**Requirement**
Pick out all lines of the entries that include the word "NextButton" and copy them.

**Task data**

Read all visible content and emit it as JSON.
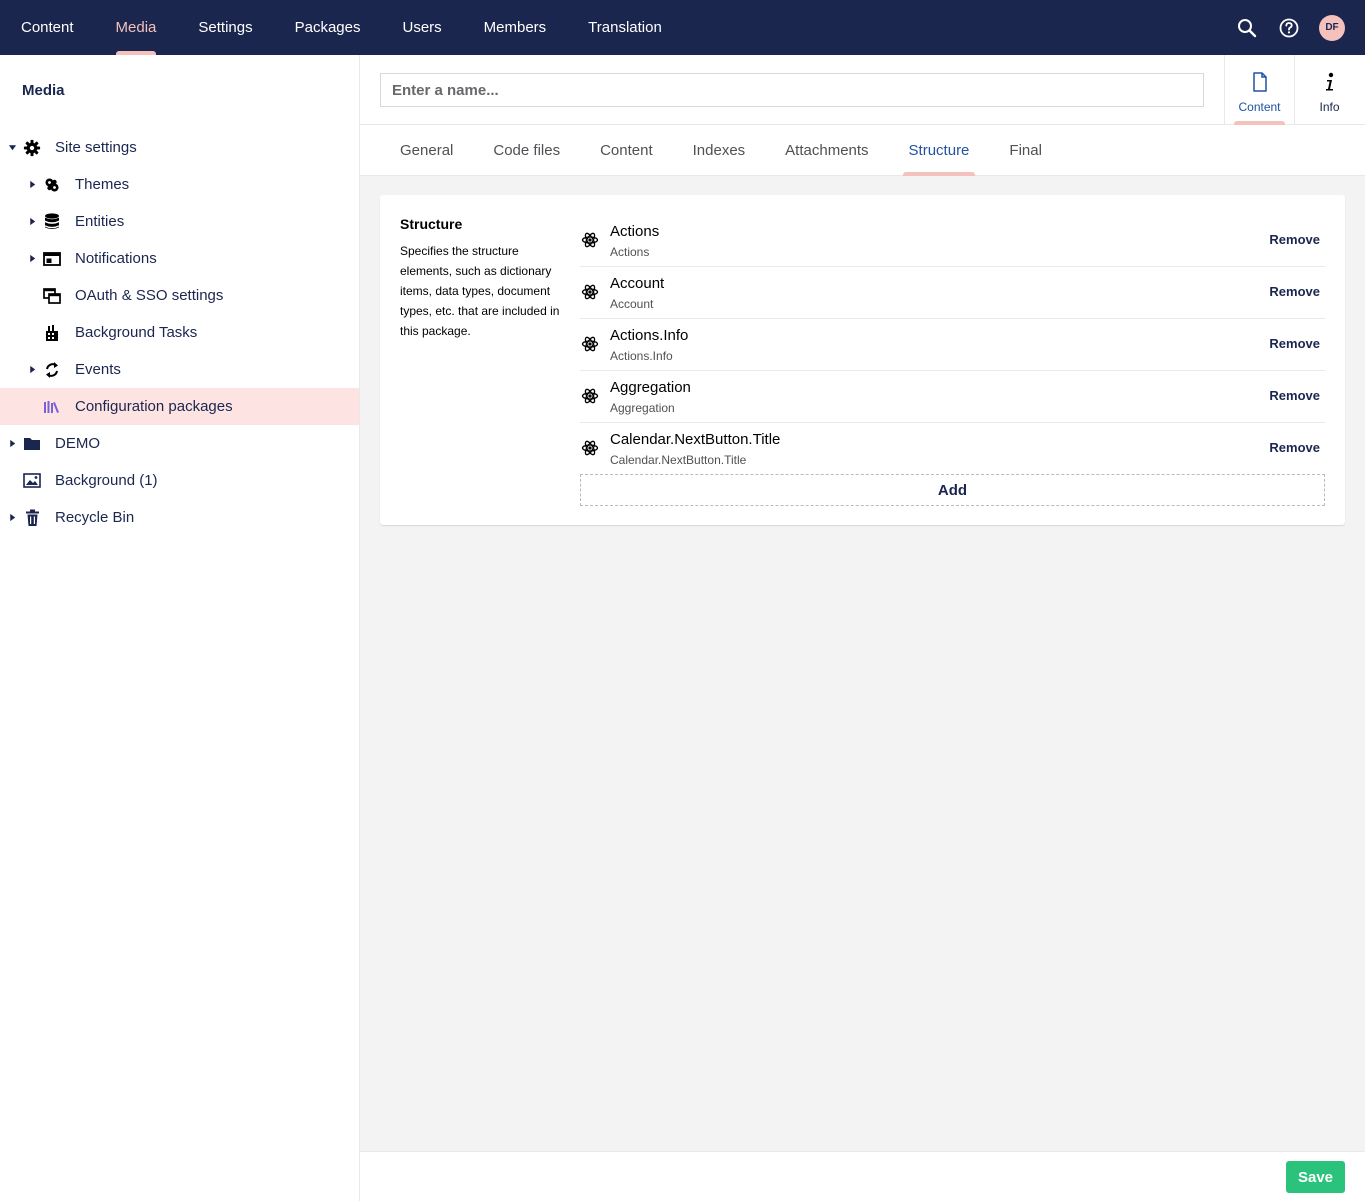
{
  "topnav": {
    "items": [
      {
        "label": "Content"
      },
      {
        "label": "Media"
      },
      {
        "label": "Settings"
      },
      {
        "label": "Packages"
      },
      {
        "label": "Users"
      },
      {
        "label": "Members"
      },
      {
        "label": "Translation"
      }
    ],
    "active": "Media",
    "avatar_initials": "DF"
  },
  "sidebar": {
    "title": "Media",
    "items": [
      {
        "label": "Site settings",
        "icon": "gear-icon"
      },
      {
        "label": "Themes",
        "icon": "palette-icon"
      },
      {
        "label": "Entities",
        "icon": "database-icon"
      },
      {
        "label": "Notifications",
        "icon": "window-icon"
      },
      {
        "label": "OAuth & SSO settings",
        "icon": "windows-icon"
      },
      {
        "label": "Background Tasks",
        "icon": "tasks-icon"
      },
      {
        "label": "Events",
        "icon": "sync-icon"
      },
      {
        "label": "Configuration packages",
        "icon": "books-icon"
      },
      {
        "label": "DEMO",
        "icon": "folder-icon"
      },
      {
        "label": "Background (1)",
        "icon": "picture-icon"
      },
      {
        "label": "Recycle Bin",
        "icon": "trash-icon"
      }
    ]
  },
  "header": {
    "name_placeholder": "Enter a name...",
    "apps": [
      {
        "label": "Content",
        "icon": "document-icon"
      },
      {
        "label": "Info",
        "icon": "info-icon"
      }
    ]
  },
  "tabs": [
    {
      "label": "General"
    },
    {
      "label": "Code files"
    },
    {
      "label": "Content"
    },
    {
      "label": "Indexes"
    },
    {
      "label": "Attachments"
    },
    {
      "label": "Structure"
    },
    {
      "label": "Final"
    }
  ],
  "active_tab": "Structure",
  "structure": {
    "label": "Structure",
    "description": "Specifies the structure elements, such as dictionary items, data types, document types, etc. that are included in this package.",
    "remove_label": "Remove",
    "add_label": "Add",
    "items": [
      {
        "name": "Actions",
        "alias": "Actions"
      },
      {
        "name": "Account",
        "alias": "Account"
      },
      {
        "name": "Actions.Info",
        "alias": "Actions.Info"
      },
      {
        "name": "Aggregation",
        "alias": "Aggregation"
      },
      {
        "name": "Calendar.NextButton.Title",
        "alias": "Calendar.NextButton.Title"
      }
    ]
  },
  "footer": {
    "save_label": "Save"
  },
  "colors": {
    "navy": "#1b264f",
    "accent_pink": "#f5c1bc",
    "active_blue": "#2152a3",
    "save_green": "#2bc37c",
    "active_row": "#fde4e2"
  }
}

**Exercise output**
        "name": "Calendar.NextButton.Title",
        "alias": "Calendar.NextButton.Title"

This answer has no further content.